## [Job]
Filter the records below and copy every line containing the word "list".

## [Given entries]
──────────────────────────────

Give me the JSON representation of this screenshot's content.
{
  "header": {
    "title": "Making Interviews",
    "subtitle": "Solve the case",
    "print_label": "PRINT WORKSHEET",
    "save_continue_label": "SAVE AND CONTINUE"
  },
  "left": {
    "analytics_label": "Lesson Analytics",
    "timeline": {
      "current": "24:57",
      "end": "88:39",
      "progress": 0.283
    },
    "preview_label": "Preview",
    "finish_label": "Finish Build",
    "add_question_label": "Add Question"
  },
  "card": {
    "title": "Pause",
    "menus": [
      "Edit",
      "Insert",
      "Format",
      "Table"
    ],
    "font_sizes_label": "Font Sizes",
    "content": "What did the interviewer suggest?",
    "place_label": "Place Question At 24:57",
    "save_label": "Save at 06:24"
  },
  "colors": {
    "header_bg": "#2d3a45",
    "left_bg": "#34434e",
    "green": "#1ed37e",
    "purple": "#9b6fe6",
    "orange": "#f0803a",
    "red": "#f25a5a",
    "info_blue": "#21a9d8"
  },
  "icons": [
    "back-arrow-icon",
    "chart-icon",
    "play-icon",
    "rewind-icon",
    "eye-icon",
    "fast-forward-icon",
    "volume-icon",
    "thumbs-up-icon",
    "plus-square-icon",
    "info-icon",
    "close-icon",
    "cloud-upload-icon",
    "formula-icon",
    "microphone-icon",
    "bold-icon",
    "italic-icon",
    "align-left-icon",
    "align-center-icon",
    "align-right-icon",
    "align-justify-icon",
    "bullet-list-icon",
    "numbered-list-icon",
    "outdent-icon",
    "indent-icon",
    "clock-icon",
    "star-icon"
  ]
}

──────────────────────────────

## [The result]
    "bullet-list-icon",
    "numbered-list-icon",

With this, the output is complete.